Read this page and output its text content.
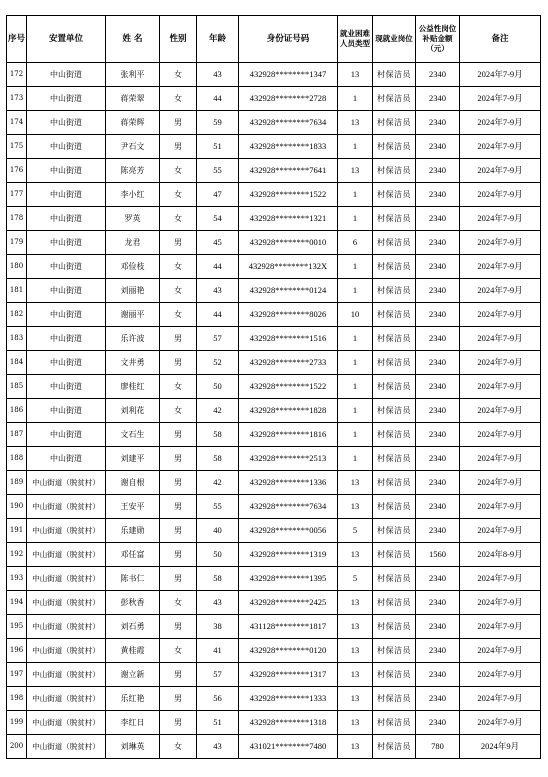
序号	安置单位	姓 名	性别	年龄	身份证号码	就业困难人员类型	现就业岗位	公益性岗位补贴金额（元）	备注
172	中山街道	张利平	女	43	432928********1347	13	村保洁员	2340	2024年7-9月
173	中山街道	蒋荣翠	女	44	432928********2728	1	村保洁员	2340	2024年7-9月
174	中山街道	蒋荣辉	男	59	432928********7634	13	村保洁员	2340	2024年7-9月
175	中山街道	尹石文	男	51	432928********1833	1	村保洁员	2340	2024年7-9月
176	中山街道	陈亮芳	女	55	432928********7641	13	村保洁员	2340	2024年7-9月
177	中山街道	李小红	女	47	432928********1522	1	村保洁员	2340	2024年7-9月
178	中山街道	罗英	女	54	432928********1321	1	村保洁员	2340	2024年7-9月
179	中山街道	龙君	男	45	432928********0010	6	村保洁员	2340	2024年7-9月
180	中山街道	邓俭枝	女	44	432928********132X	1	村保洁员	2340	2024年7-9月
181	中山街道	刘丽艳	女	43	432928********0124	1	村保洁员	2340	2024年7-9月
182	中山街道	谢丽平	女	44	432928********8026	10	村保洁员	2340	2024年7-9月
183	中山街道	乐许波	男	57	432928********1516	1	村保洁员	2340	2024年7-9月
184	中山街道	文井勇	男	52	432928********2733	1	村保洁员	2340	2024年7-9月
185	中山街道	廖桂红	女	50	432928********1522	1	村保洁员	2340	2024年7-9月
186	中山街道	刘利花	女	42	432928********1828	1	村保洁员	2340	2024年7-9月
187	中山街道	文石生	男	58	432928********1816	1	村保洁员	2340	2024年7-9月
188	中山街道	刘建平	男	58	432928********2513	1	村保洁员	2340	2024年7-9月
189	中山街道（脱贫村）	谢自根	男	42	432928********1336	13	村保洁员	2340	2024年7-9月
190	中山街道（脱贫村）	王安平	男	55	432928********7634	13	村保洁员	2340	2024年7-9月
191	中山街道（脱贫村）	乐建勋	男	40	432928********0056	5	村保洁员	2340	2024年7-9月
192	中山街道（脱贫村）	邓任富	男	50	432928********1319	13	村保洁员	1560	2024年8-9月
193	中山街道（脱贫村）	陈书仁	男	58	432928********1395	5	村保洁员	2340	2024年7-9月
194	中山街道（脱贫村）	彭秋香	女	43	432928********2425	13	村保洁员	2340	2024年7-9月
195	中山街道（脱贫村）	刘石勇	男	38	431128********1817	13	村保洁员	2340	2024年7-9月
196	中山街道（脱贫村）	黄桂霞	女	41	432928********0120	13	村保洁员	2340	2024年7-9月
197	中山街道（脱贫村）	谢立新	男	57	432928********1317	13	村保洁员	2340	2024年7-9月
198	中山街道（脱贫村）	乐红艳	男	56	432928********1333	13	村保洁员	2340	2024年7-9月
199	中山街道（脱贫村）	李红日	男	51	432928********1318	13	村保洁员	2340	2024年7-9月
200	中山街道（脱贫村）	刘琳英	女	43	431021********7480	13	村保洁员	780	2024年9月
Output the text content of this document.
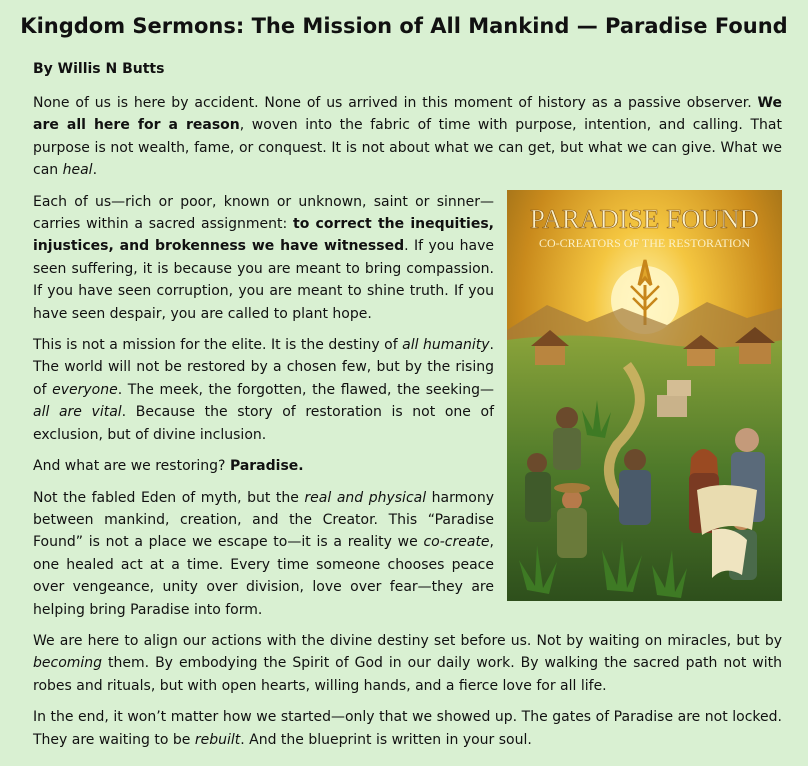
Kingdom Sermons: The Mission of All Mankind — Paradise Found
By Willis N Butts

None of us is here by accident. None of us arrived in this moment of history as a passive observer. We are all here for a reason, woven into the fabric of time with purpose, intention, and calling. That purpose is not wealth, fame, or conquest. It is not about what we can get, but what we can give. What we can heal.

PARADISE FOUND
CO-CREATORS OF THE RESTORATION

Each of us—rich or poor, known or unknown, saint or sinner—carries within a sacred assignment: to correct the inequities, injustices, and brokenness we have witnessed. If you have seen suffering, it is because you are meant to bring compassion. If you have seen corruption, you are meant to shine truth. If you have seen despair, you are called to plant hope.

This is not a mission for the elite. It is the destiny of all humanity. The world will not be restored by a chosen few, but by the rising of everyone. The meek, the forgotten, the flawed, the seeking—all are vital. Because the story of restoration is not one of exclusion, but of divine inclusion.

And what are we restoring? Paradise.

Not the fabled Eden of myth, but the real and physical harmony between mankind, creation, and the Creator. This “Paradise Found” is not a place we escape to—it is a reality we co-create, one healed act at a time. Every time someone chooses peace over vengeance, unity over division, love over fear—they are helping bring Paradise into form.

We are here to align our actions with the divine destiny set before us. Not by waiting on miracles, but by becoming them. By embodying the Spirit of God in our daily work. By walking the sacred path not with robes and rituals, but with open hearts, willing hands, and a fierce love for all life.

In the end, it won’t matter how we started—only that we showed up. The gates of Paradise are not locked. They are waiting to be rebuilt. And the blueprint is written in your soul.
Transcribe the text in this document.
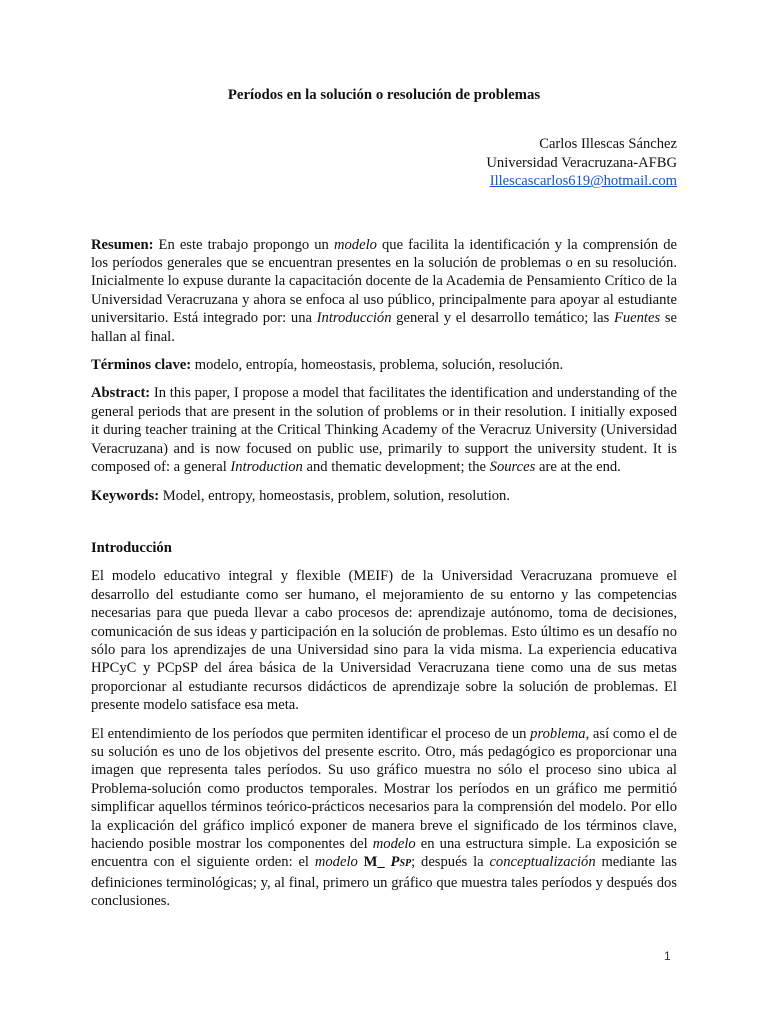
Períodos en la solución o resolución de problemas
Carlos Illescas Sánchez
Universidad Veracruzana-AFBG
Illescascarlos619@hotmail.com

Resumen: En este trabajo propongo un modelo que facilita la identificación y la comprensión de los períodos generales que se encuentran presentes en la solución de problemas o en su resolución. Inicialmente lo expuse durante la capacitación docente de la Academia de Pensamiento Crítico de la Universidad Veracruzana y ahora se enfoca al uso público, principalmente para apoyar al estudiante universitario. Está integrado por: una Introducción general y el desarrollo temático; las Fuentes se hallan al final.

Términos clave: modelo, entropía, homeostasis, problema, solución, resolución.

Abstract: In this paper, I propose a model that facilitates the identification and understanding of the general periods that are present in the solution of problems or in their resolution. I initially exposed it during teacher training at the Critical Thinking Academy of the Veracruz University (Universidad Veracruzana) and is now focused on public use, primarily to support the university student. It is composed of: a general Introduction and thematic development; the Sources are at the end.

Keywords: Model, entropy, homeostasis, problem, solution, resolution.

Introducción

El modelo educativo integral y flexible (MEIF) de la Universidad Veracruzana promueve el desarrollo del estudiante como ser humano, el mejoramiento de su entorno y las competencias necesarias para que pueda llevar a cabo procesos de: aprendizaje autónomo, toma de decisiones, comunicación de sus ideas y participación en la solución de problemas. Esto último es un desafío no sólo para los aprendizajes de una Universidad sino para la vida misma. La experiencia educativa HPCyC y PCpSP del área básica de la Universidad Veracruzana tiene como una de sus metas proporcionar al estudiante recursos didácticos de aprendizaje sobre la solución de problemas. El presente modelo satisface esa meta.

El entendimiento de los períodos que permiten identificar el proceso de un problema, así como el de su solución es uno de los objetivos del presente escrito. Otro, más pedagógico es proporcionar una imagen que representa tales períodos. Su uso gráfico muestra no sólo el proceso sino ubica al Problema-solución como productos temporales. Mostrar los períodos en un gráfico me permitió simplificar aquellos términos teórico-prácticos necesarios para la comprensión del modelo. Por ello la explicación del gráfico implicó exponer de manera breve el significado de los términos clave, haciendo posible mostrar los componentes del modelo en una estructura simple. La exposición se encuentra con el siguiente orden: el modelo M_ PSP; después la conceptualización mediante las definiciones terminológicas; y, al final, primero un gráfico que muestra tales períodos y después dos conclusiones.

1
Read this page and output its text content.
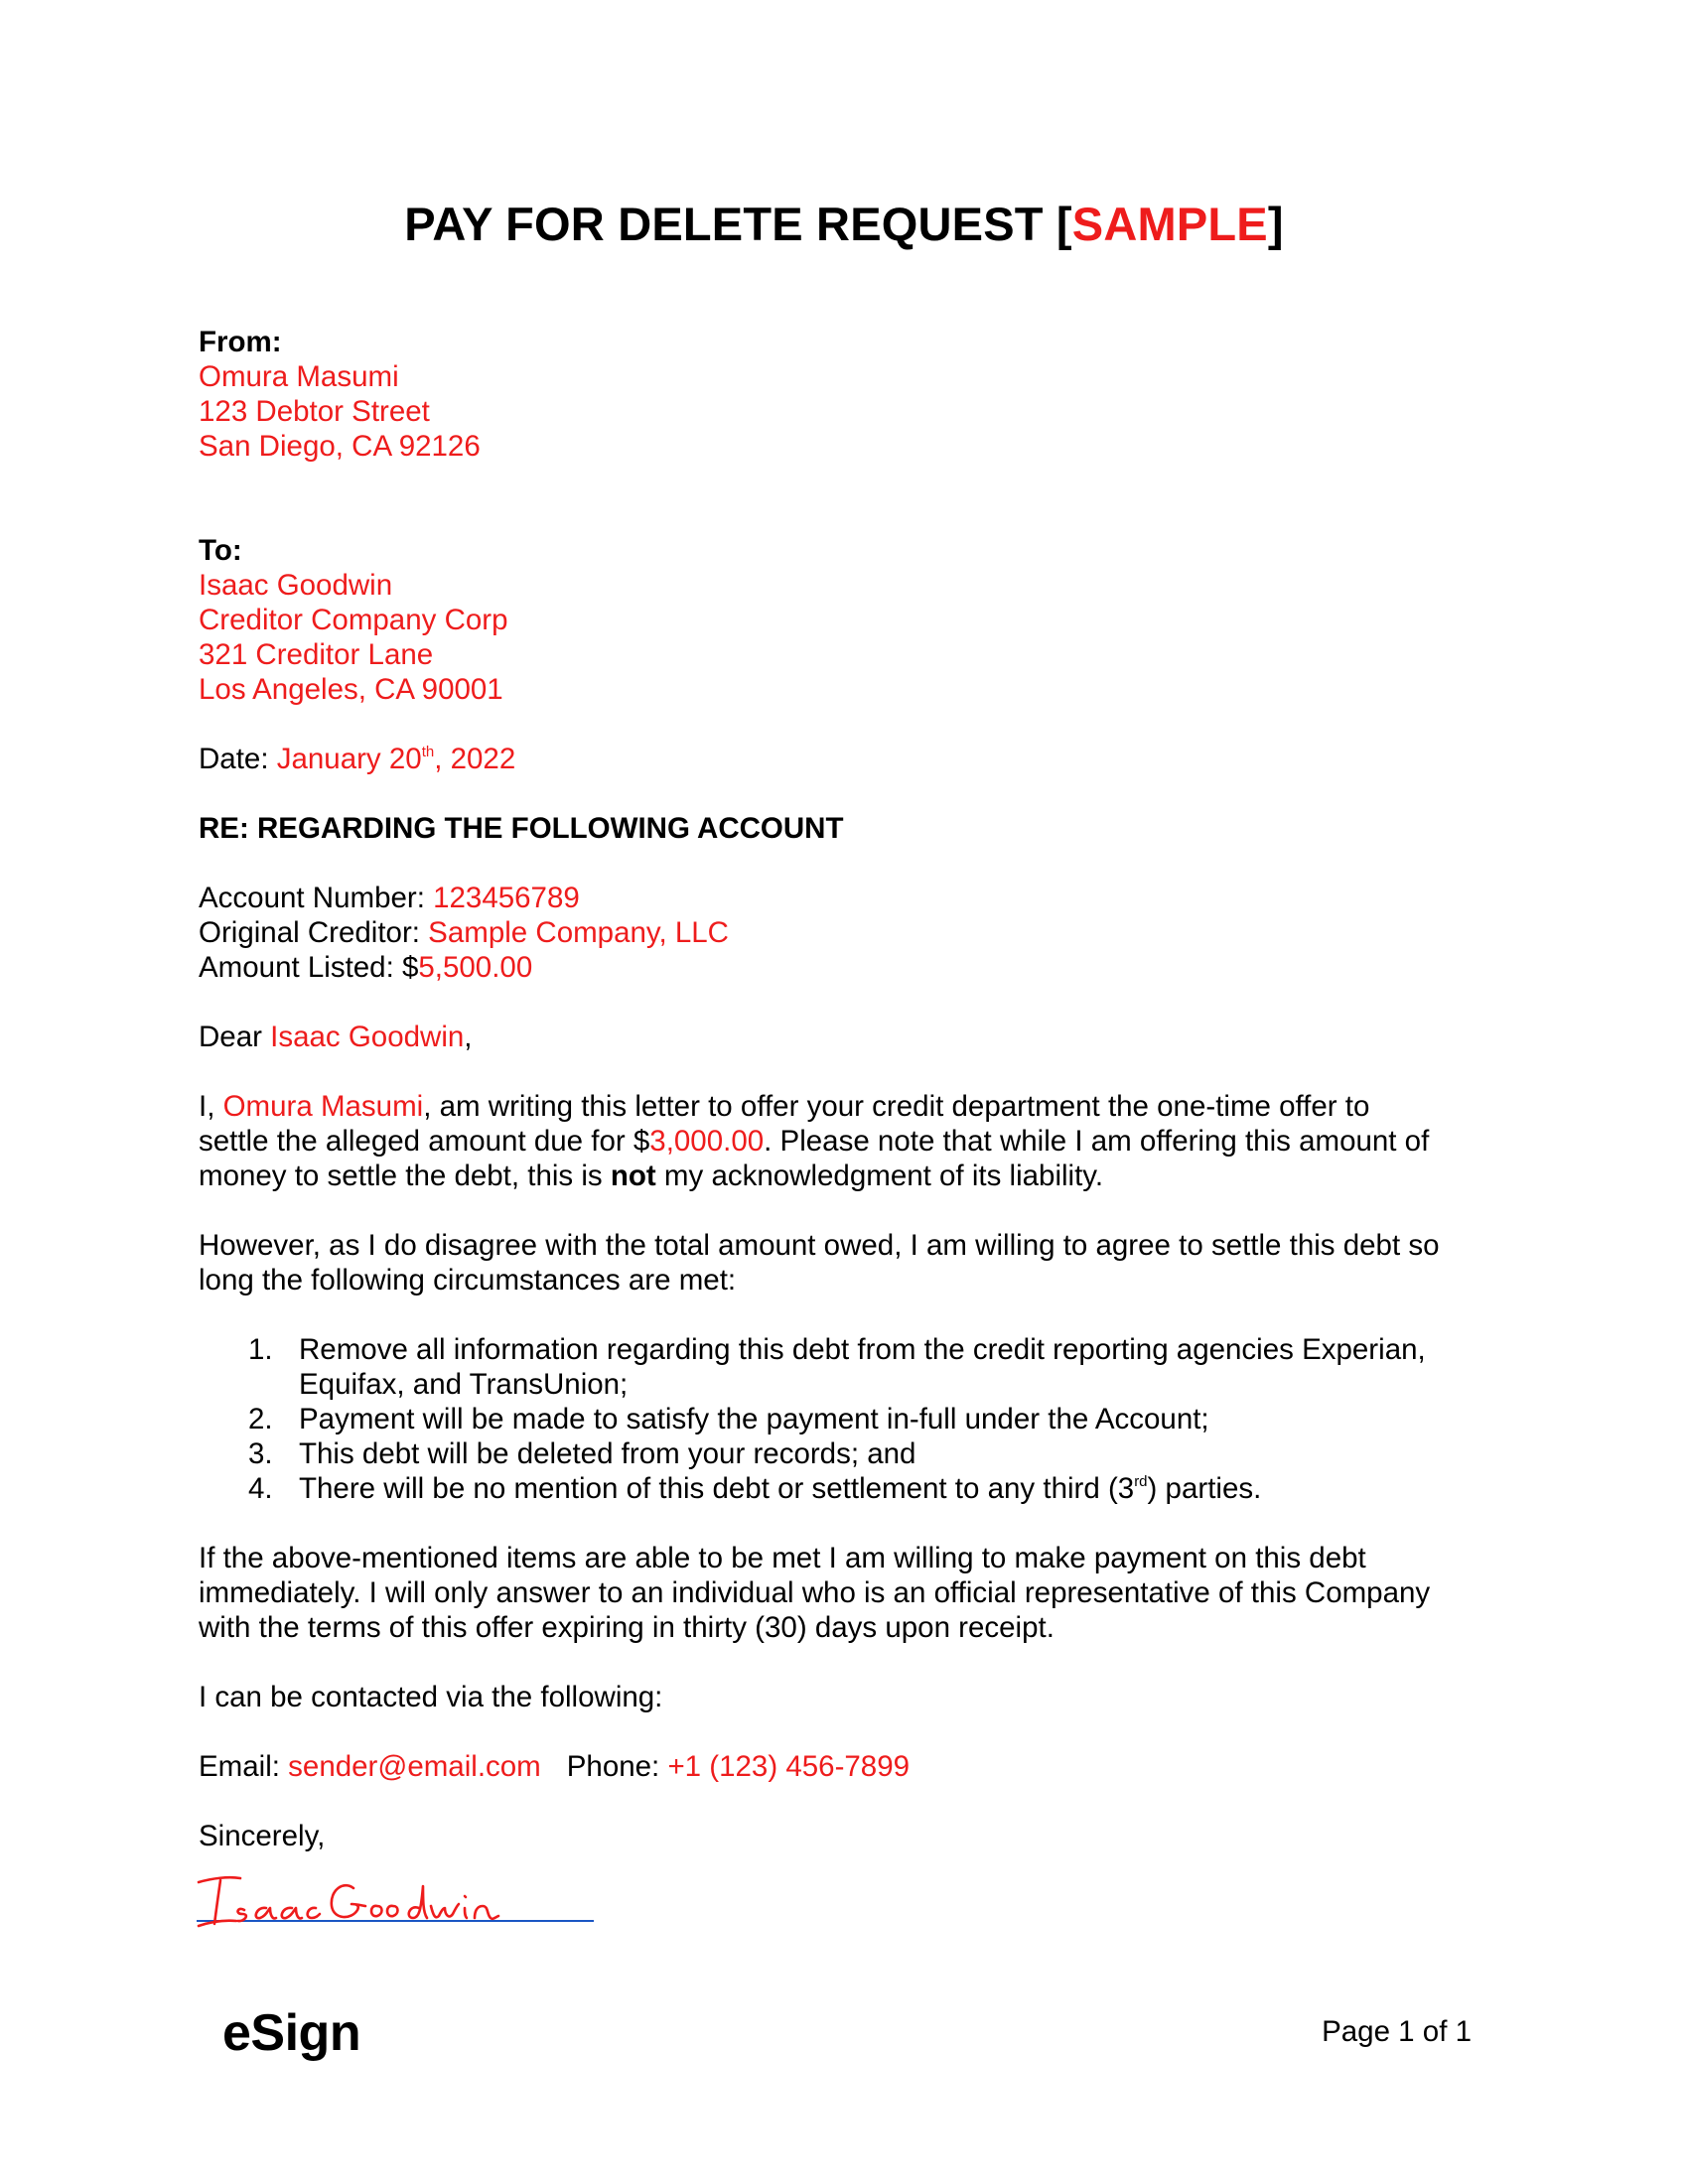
PAY FOR DELETE REQUEST [SAMPLE]
From:
Omura Masumi
123 Debtor Street
San Diego, CA 92126
To:
Isaac Goodwin
Creditor Company Corp
321 Creditor Lane
Los Angeles, CA 90001
Date: January 20th, 2022
RE: REGARDING THE FOLLOWING ACCOUNT
Account Number: 123456789
Original Creditor: Sample Company, LLC
Amount Listed: $5,500.00
Dear Isaac Goodwin,
I, Omura Masumi, am writing this letter to offer your credit department the one-time offer to
settle the alleged amount due for $3,000.00. Please note that while I am offering this amount of
money to settle the debt, this is not my acknowledgment of its liability.
However, as I do disagree with the total amount owed, I am willing to agree to settle this debt so
long the following circumstances are met:
1. Remove all information regarding this debt from the credit reporting agencies Experian,
Equifax, and TransUnion;
2. Payment will be made to satisfy the payment in-full under the Account;
3. This debt will be deleted from your records; and
4. There will be no mention of this debt or settlement to any third (3rd) parties.
If the above-mentioned items are able to be met I am willing to make payment on this debt
immediately. I will only answer to an individual who is an official representative of this Company
with the terms of this offer expiring in thirty (30) days upon receipt.
I can be contacted via the following:
Email: sender@email.com Phone: +1 (123) 456-7899
Sincerely,
eSign	Page 1 of 1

* * * * * * * * *

Within the data above, pick out all lines holding the word "payment".

→ Response to this task
2. Payment will be made to satisfy the payment in-full under the Account;
If the above-mentioned items are able to be met I am willing to make payment on this debt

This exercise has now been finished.